PROBLEM TO SOLVE:
Take each line that has the word "What" and return it.

Data items:
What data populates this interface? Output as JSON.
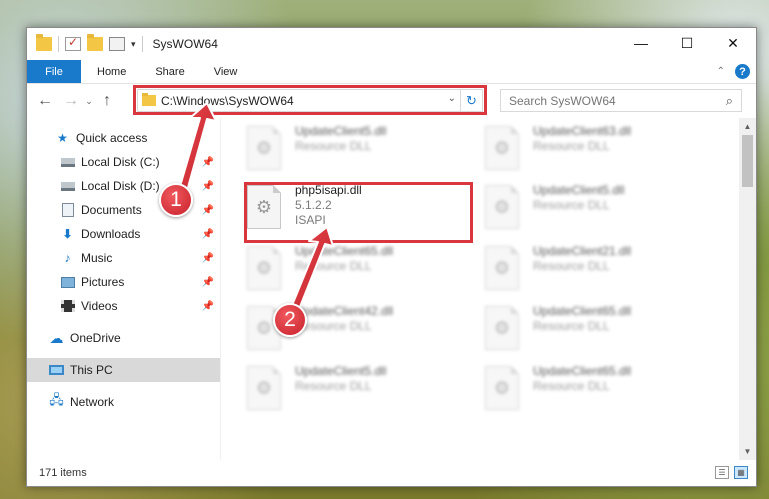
{
  "window": {
    "title": "SysWOW64",
    "controls": {
      "minimize": "—",
      "maximize": "☐",
      "close": "✕"
    }
  },
  "ribbon": {
    "tabs": [
      "File",
      "Home",
      "Share",
      "View"
    ]
  },
  "navigation": {
    "back": "←",
    "forward": "→",
    "recent": "⌄",
    "up": "↑",
    "address_path": "C:\\Windows\\SysWOW64",
    "refresh": "↻",
    "search_placeholder": "Search SysWOW64"
  },
  "sidebar": {
    "quick_access": "Quick access",
    "items": [
      {
        "label": "Local Disk (C:)",
        "icon": "drive-icon"
      },
      {
        "label": "Local Disk (D:)",
        "icon": "drive-icon"
      },
      {
        "label": "Documents",
        "icon": "documents-icon"
      },
      {
        "label": "Downloads",
        "icon": "downloads-icon"
      },
      {
        "label": "Music",
        "icon": "music-icon"
      },
      {
        "label": "Pictures",
        "icon": "pictures-icon"
      },
      {
        "label": "Videos",
        "icon": "videos-icon"
      }
    ],
    "onedrive": "OneDrive",
    "this_pc": "This PC",
    "network": "Network"
  },
  "files": [
    {
      "name": "UpdateClient5.dll",
      "meta1": "Resource DLL",
      "meta2": "",
      "blurred": true
    },
    {
      "name": "UpdateClient63.dll",
      "meta1": "Resource DLL",
      "meta2": "",
      "blurred": true
    },
    {
      "name": "php5isapi.dll",
      "meta1": "5.1.2.2",
      "meta2": "ISAPI",
      "blurred": false
    },
    {
      "name": "UpdateClient5.dll",
      "meta1": "Resource DLL",
      "meta2": "",
      "blurred": true
    },
    {
      "name": "UpdateClient65.dll",
      "meta1": "Resource DLL",
      "meta2": "",
      "blurred": true
    },
    {
      "name": "UpdateClient21.dll",
      "meta1": "Resource DLL",
      "meta2": "",
      "blurred": true
    },
    {
      "name": "UpdateClient42.dll",
      "meta1": "Resource DLL",
      "meta2": "",
      "blurred": true
    },
    {
      "name": "UpdateClient65.dll",
      "meta1": "Resource DLL",
      "meta2": "",
      "blurred": true
    },
    {
      "name": "UpdateClient5.dll",
      "meta1": "Resource DLL",
      "meta2": "",
      "blurred": true
    },
    {
      "name": "UpdateClient65.dll",
      "meta1": "Resource DLL",
      "meta2": "",
      "blurred": true
    }
  ],
  "status": {
    "item_count": "171 items"
  },
  "annotations": {
    "marker1": "1",
    "marker2": "2",
    "color": "#d9363e"
  }
}
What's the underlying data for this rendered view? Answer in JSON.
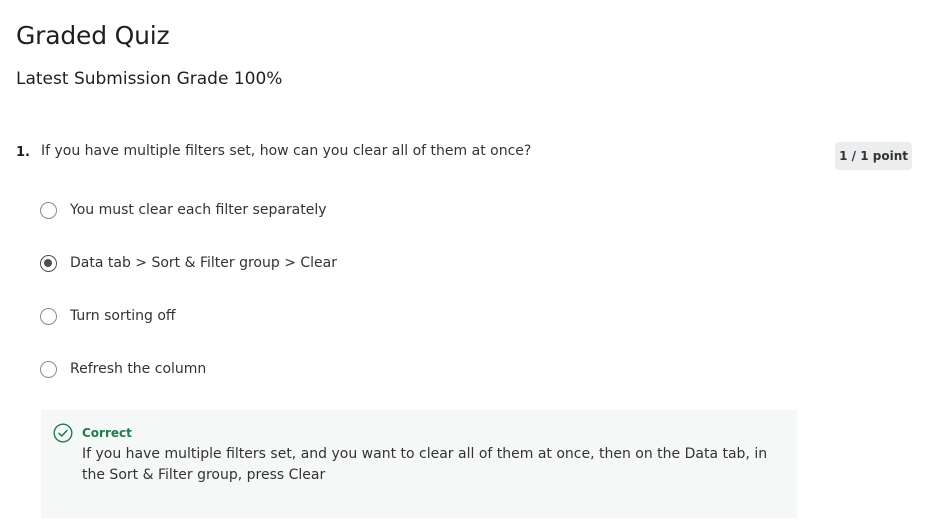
{
  "quiz": {
    "title": "Graded Quiz",
    "latest_grade": "Latest Submission Grade 100%"
  },
  "question": {
    "number": "1.",
    "text": "If you have multiple filters set, how can you clear all of them at once?",
    "points": "1 / 1 point",
    "options": [
      {
        "label": "You must clear each filter separately",
        "selected": false
      },
      {
        "label": "Data tab > Sort & Filter group > Clear",
        "selected": true
      },
      {
        "label": "Turn sorting off",
        "selected": false
      },
      {
        "label": "Refresh the column",
        "selected": false
      }
    ]
  },
  "feedback": {
    "status": "Correct",
    "icon": "check-circle-icon",
    "text": "If you have multiple filters set, and you want to clear all of them at once, then on the Data tab, in the Sort & Filter group, press Clear",
    "color": "#1e7d4b"
  }
}
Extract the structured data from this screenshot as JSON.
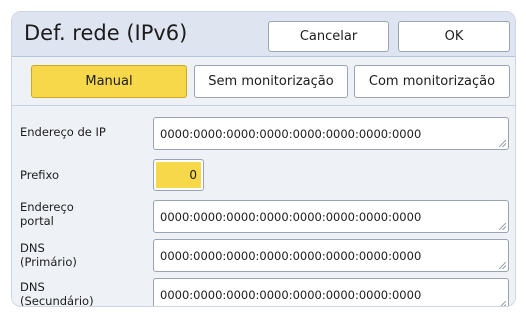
{
  "dialog": {
    "title": "Def. rede (IPv6)",
    "cancel_label": "Cancelar",
    "ok_label": "OK"
  },
  "mode_tabs": {
    "manual": "Manual",
    "without_monitoring": "Sem monitorização",
    "with_monitoring": "Com monitorização",
    "selected": "Manual"
  },
  "fields": {
    "ip_address": {
      "label": "Endereço de IP",
      "value": "0000:0000:0000:0000:0000:0000:0000:0000"
    },
    "prefix": {
      "label": "Prefixo",
      "value": "0"
    },
    "gateway": {
      "label_line1": "Endereço",
      "label_line2": "portal",
      "value": "0000:0000:0000:0000:0000:0000:0000:0000"
    },
    "dns_primary": {
      "label_line1": "DNS",
      "label_line2": "(Primário)",
      "value": "0000:0000:0000:0000:0000:0000:0000:0000"
    },
    "dns_secondary": {
      "label_line1": "DNS",
      "label_line2": "(Secundário)",
      "value": "0000:0000:0000:0000:0000:0000:0000:0000"
    }
  },
  "colors": {
    "accent_selected": "#f6d84a",
    "header_bg": "#dfe5f0",
    "panel_bg": "#eef1f6"
  }
}
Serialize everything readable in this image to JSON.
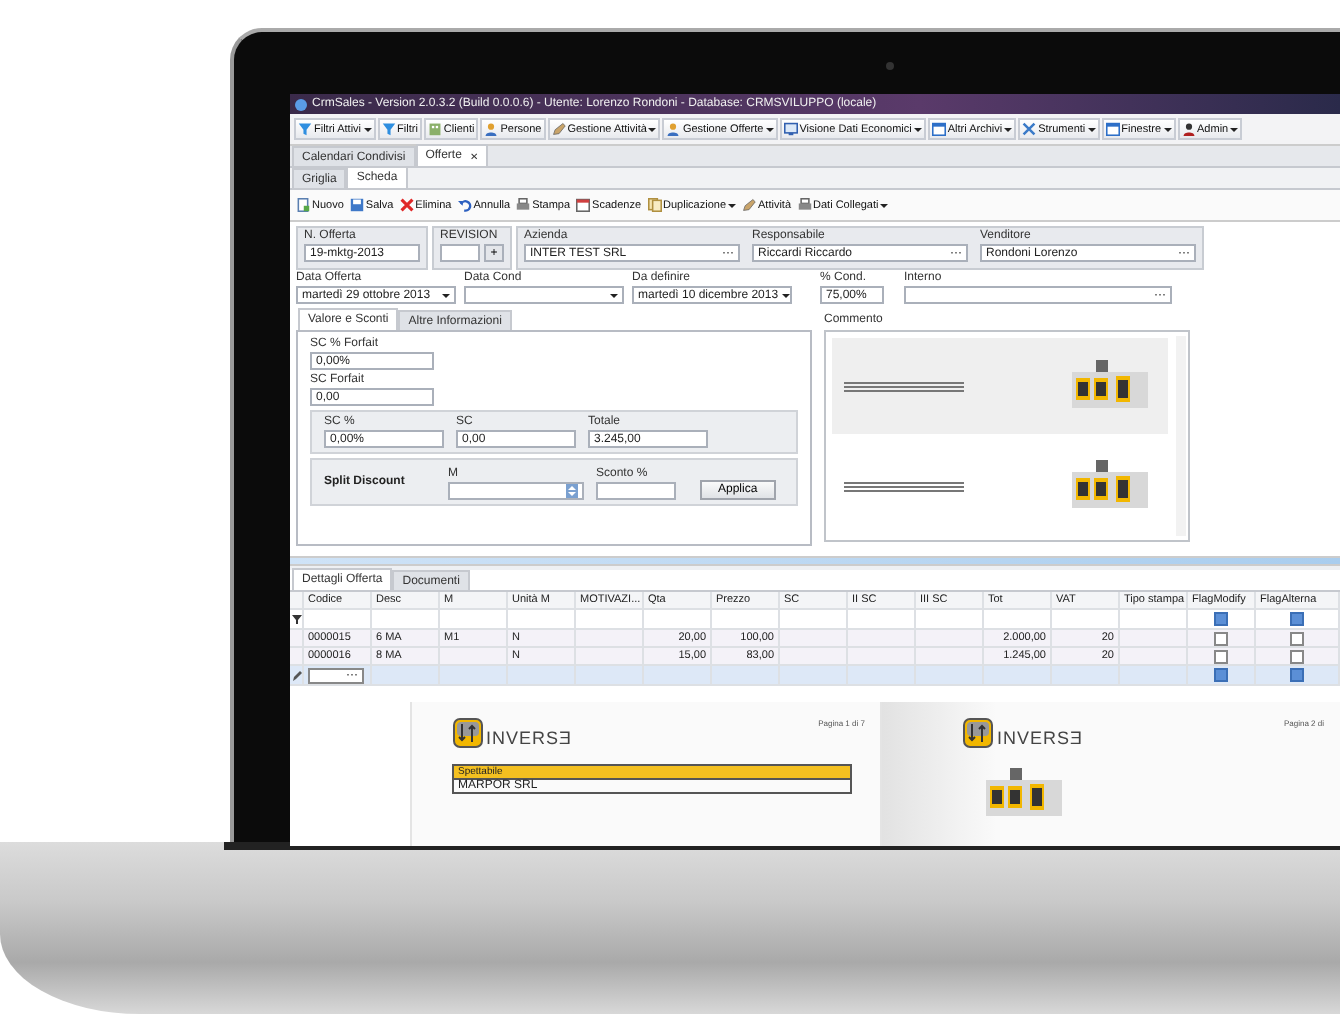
{
  "window": {
    "title": "CrmSales - Version 2.0.3.2 (Build 0.0.0.6) - Utente: Lorenzo Rondoni - Database: CRMSVILUPPO (locale)"
  },
  "menu_toolbar": [
    {
      "label": "Filtri Attivi",
      "dropdown": true
    },
    {
      "label": "Filtri",
      "dropdown": false
    },
    {
      "label": "Clienti",
      "dropdown": false
    },
    {
      "label": "Persone",
      "dropdown": false
    },
    {
      "label": "Gestione Attività",
      "dropdown": true
    },
    {
      "label": "Gestione Offerte",
      "dropdown": true
    },
    {
      "label": "Visione Dati Economici",
      "dropdown": true
    },
    {
      "label": "Altri Archivi",
      "dropdown": true
    },
    {
      "label": "Strumenti",
      "dropdown": true
    },
    {
      "label": "Finestre",
      "dropdown": true
    },
    {
      "label": "Admin",
      "dropdown": true
    }
  ],
  "document_tabs": [
    {
      "label": "Calendari Condivisi",
      "selected": false
    },
    {
      "label": "Offerte",
      "selected": true,
      "close": "✕"
    }
  ],
  "view_tabs": [
    {
      "label": "Griglia",
      "selected": false
    },
    {
      "label": "Scheda",
      "selected": true
    }
  ],
  "action_toolbar": [
    {
      "label": "Nuovo",
      "dropdown": false
    },
    {
      "label": "Salva",
      "dropdown": false
    },
    {
      "label": "Elimina",
      "dropdown": false
    },
    {
      "label": "Annulla",
      "dropdown": false
    },
    {
      "label": "Stampa",
      "dropdown": false
    },
    {
      "label": "Scadenze",
      "dropdown": false
    },
    {
      "label": "Duplicazione",
      "dropdown": true
    },
    {
      "label": "Attività",
      "dropdown": false
    },
    {
      "label": "Dati Collegati",
      "dropdown": true
    }
  ],
  "header_groups": [
    {
      "fields": [
        {
          "label": "N. Offerta",
          "value": "19-mktg-2013",
          "kind": "text"
        }
      ]
    },
    {
      "fields": [
        {
          "label": "REVISION",
          "kind": "spin",
          "button": "+"
        }
      ]
    },
    {
      "fields": [
        {
          "label": "Azienda",
          "value": "INTER TEST SRL",
          "kind": "lookup",
          "button": "···"
        },
        {
          "label": "Responsabile",
          "value": "Riccardi Riccardo",
          "kind": "lookup",
          "button": "···"
        },
        {
          "label": "Venditore",
          "value": "Rondoni Lorenzo",
          "kind": "lookup",
          "button": "···"
        }
      ]
    }
  ],
  "date_fields": [
    {
      "label": "Data Offerta",
      "value": "martedì 29 ottobre 2013",
      "kind": "dropdown"
    },
    {
      "label": "Data Cond",
      "kind": "dropdown"
    },
    {
      "label": "Da definire",
      "value": "martedì 10 dicembre 2013",
      "kind": "dropdown"
    },
    {
      "label": "% Cond.",
      "value": "75,00%",
      "kind": "text"
    },
    {
      "label": "Interno",
      "kind": "lookup",
      "button": "···"
    }
  ],
  "discount_tabs": [
    {
      "label": "Valore e Sconti",
      "selected": true
    },
    {
      "label": "Altre Informazioni",
      "selected": false
    }
  ],
  "forfait_fields": [
    {
      "label": "SC % Forfait",
      "value": "0,00%"
    },
    {
      "label": "SC Forfait",
      "value": "0,00"
    }
  ],
  "totals_group": [
    {
      "label": "SC %",
      "value": "0,00%"
    },
    {
      "label": "SC",
      "value": "0,00"
    },
    {
      "label": "Totale",
      "value": "3.245,00"
    }
  ],
  "split_discount": {
    "title": "Split Discount",
    "m_label": "M",
    "sconto_label": "Sconto %",
    "apply_button": "Applica"
  },
  "comment": {
    "label": "Commento"
  },
  "detail_tabs": [
    {
      "label": "Dettagli Offerta",
      "selected": true
    },
    {
      "label": "Documenti",
      "selected": false
    }
  ],
  "grid": {
    "columns": [
      {
        "label": "Codice",
        "kind": "text"
      },
      {
        "label": "Desc",
        "kind": "text"
      },
      {
        "label": "M",
        "kind": "text"
      },
      {
        "label": "Unità M",
        "kind": "text"
      },
      {
        "label": "MOTIVAZI...",
        "kind": "text"
      },
      {
        "label": "Qta",
        "kind": "number"
      },
      {
        "label": "Prezzo",
        "kind": "number"
      },
      {
        "label": "SC",
        "kind": "number"
      },
      {
        "label": "II SC",
        "kind": "number"
      },
      {
        "label": "III SC",
        "kind": "number"
      },
      {
        "label": "Tot",
        "kind": "number"
      },
      {
        "label": "VAT",
        "kind": "number"
      },
      {
        "label": "Tipo stampa",
        "kind": "text"
      },
      {
        "label": "FlagModify",
        "kind": "flag"
      },
      {
        "label": "FlagAlterna",
        "kind": "flag"
      }
    ],
    "rows": [
      {
        "kind": "filter",
        "selected": false,
        "cells": [
          null,
          null,
          null,
          null,
          null,
          null,
          null,
          null,
          null,
          null,
          null,
          null,
          null,
          {
            "indeterminate": true
          },
          {
            "indeterminate": true
          }
        ]
      },
      {
        "kind": "data",
        "selected": false,
        "cells": [
          "0000015",
          "6 MA",
          "M1",
          "N",
          null,
          "20,00",
          "100,00",
          null,
          null,
          null,
          "2.000,00",
          "20",
          null,
          {
            "checked": false
          },
          {
            "checked": false
          }
        ]
      },
      {
        "kind": "data",
        "selected": false,
        "cells": [
          "0000016",
          "8 MA",
          null,
          "N",
          null,
          "15,00",
          "83,00",
          null,
          null,
          null,
          "1.245,00",
          "20",
          null,
          {
            "checked": false
          },
          {
            "checked": false
          }
        ]
      },
      {
        "kind": "new",
        "selected": true,
        "editor_button": "···",
        "cells": [
          null,
          null,
          null,
          null,
          null,
          null,
          null,
          null,
          null,
          null,
          null,
          null,
          null,
          {
            "indeterminate": true
          },
          {
            "indeterminate": true
          }
        ]
      }
    ]
  },
  "report_preview": {
    "pages": [
      {
        "kind": "letter",
        "page_label": "Pagina 1 di 7",
        "logo": "INVERSƎ",
        "addressee_heading": "Spettabile",
        "addressee": "MARPOR SRL"
      },
      {
        "kind": "cover",
        "page_label": "Pagina 2 di",
        "logo": "INVERSƎ"
      }
    ]
  }
}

RESULT BELOW:
What data populates this interface? Output as JSON.
What's the underlying data for this rendered view? Answer in JSON.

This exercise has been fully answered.